* _DO THIS_
Pull out every line from the listing that has the word "http".

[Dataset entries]
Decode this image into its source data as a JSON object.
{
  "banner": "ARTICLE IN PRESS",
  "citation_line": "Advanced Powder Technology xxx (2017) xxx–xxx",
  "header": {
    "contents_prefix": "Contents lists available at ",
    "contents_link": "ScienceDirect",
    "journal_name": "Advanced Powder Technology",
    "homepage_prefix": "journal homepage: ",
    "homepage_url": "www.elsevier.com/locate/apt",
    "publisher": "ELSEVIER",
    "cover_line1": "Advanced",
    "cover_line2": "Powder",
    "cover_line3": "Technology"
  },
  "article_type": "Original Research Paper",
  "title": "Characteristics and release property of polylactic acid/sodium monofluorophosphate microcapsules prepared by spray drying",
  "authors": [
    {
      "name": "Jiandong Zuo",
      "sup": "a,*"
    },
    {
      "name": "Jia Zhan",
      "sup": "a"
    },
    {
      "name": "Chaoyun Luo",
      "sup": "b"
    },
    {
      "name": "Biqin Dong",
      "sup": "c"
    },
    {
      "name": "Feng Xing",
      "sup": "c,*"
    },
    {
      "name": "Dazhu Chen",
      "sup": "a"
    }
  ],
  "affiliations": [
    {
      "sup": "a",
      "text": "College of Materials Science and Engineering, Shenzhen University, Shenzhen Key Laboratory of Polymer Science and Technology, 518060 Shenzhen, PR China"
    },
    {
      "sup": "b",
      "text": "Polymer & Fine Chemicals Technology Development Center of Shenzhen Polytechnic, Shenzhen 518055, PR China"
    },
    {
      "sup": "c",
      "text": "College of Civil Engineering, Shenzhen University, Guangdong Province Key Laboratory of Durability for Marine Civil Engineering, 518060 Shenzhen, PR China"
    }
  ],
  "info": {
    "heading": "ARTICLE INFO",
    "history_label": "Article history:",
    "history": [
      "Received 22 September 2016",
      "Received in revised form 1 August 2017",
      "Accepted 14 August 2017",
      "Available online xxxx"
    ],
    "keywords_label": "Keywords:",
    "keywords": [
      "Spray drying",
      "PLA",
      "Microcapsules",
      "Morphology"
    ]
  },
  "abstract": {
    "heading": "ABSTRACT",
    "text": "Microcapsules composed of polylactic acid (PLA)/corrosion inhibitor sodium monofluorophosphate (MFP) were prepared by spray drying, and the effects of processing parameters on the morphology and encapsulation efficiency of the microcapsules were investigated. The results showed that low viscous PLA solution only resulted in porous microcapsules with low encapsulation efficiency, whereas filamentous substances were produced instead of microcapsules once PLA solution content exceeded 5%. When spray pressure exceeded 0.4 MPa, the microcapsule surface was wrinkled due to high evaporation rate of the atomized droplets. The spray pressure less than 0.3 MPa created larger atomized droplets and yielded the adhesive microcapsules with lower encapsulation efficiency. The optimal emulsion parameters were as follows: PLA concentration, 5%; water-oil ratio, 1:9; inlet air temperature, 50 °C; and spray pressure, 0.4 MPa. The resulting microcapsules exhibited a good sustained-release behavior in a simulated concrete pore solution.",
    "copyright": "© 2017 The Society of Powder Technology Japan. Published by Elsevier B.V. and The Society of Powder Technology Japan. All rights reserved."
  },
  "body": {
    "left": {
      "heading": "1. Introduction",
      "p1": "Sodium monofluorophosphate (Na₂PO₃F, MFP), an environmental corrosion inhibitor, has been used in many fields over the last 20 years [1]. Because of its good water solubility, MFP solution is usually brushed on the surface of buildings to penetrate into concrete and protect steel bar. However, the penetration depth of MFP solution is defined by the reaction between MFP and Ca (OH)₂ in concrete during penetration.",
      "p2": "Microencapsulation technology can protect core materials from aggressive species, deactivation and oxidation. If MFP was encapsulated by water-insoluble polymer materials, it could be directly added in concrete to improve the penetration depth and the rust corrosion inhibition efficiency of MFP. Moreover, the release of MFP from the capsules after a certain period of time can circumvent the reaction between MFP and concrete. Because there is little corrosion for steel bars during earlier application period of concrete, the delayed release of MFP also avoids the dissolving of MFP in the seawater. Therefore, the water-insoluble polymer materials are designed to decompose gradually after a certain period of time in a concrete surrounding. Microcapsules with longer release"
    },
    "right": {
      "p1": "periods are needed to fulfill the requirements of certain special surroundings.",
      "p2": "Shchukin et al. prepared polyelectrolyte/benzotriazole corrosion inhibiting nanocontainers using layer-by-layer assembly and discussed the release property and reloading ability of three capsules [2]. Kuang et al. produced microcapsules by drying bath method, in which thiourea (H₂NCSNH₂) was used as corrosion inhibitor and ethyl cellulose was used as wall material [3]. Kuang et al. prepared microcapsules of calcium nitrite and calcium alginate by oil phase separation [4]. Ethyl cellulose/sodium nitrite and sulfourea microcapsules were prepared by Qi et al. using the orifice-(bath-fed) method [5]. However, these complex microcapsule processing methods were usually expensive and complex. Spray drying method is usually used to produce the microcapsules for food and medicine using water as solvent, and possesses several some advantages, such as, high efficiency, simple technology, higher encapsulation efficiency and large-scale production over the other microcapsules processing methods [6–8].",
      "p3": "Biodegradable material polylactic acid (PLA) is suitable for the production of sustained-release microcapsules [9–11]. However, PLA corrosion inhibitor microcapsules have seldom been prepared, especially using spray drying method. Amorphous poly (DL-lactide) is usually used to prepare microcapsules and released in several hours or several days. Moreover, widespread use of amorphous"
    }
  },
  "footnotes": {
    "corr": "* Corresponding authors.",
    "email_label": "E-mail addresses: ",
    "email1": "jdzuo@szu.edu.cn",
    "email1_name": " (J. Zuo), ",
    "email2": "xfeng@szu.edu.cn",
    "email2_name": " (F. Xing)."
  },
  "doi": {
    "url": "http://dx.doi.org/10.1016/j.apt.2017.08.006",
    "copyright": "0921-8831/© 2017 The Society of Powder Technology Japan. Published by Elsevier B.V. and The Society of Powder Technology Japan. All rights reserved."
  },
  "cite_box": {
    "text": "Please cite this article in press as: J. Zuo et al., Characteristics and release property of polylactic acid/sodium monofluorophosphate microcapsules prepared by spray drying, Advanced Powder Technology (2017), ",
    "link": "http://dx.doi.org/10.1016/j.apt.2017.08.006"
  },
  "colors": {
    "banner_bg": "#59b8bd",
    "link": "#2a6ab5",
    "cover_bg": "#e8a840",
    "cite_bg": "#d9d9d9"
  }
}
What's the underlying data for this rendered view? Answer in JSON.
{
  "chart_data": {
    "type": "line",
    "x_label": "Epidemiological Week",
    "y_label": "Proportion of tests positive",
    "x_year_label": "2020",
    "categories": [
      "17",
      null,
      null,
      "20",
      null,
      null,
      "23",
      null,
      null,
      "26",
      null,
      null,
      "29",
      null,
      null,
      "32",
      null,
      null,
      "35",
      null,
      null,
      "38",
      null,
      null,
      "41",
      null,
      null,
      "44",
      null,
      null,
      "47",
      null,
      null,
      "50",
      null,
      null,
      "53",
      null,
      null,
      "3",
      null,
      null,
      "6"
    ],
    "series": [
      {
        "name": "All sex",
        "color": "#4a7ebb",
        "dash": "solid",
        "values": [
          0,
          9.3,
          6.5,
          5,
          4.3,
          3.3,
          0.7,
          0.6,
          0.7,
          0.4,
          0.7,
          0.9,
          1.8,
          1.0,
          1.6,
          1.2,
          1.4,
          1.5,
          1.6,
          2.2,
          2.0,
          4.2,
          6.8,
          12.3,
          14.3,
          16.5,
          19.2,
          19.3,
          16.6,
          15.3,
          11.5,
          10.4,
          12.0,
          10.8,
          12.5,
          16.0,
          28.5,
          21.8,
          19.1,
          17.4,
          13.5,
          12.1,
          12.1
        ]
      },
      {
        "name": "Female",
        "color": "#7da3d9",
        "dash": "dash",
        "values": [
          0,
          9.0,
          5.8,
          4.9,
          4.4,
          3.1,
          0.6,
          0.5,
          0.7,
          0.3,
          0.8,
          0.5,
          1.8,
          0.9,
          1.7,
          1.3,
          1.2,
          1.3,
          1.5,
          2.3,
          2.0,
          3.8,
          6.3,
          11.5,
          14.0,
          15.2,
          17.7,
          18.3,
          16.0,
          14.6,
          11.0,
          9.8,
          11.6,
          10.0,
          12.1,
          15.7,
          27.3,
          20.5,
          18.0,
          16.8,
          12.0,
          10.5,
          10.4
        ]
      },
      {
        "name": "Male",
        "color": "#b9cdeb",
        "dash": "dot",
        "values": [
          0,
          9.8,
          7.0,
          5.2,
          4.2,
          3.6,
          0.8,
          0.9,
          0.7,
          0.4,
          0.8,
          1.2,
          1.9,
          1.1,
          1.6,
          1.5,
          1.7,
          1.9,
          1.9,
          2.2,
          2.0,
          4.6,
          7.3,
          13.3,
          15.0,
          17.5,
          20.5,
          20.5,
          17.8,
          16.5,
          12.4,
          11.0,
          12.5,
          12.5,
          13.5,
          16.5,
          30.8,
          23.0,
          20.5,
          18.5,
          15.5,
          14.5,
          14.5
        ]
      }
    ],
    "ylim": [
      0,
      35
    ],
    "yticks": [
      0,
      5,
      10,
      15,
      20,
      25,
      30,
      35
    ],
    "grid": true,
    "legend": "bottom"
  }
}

* _ANSWER IN FULL_
    "url": "http://dx.doi.org/10.1016/j.apt.2017.08.006",
    "link": "http://dx.doi.org/10.1016/j.apt.2017.08.006"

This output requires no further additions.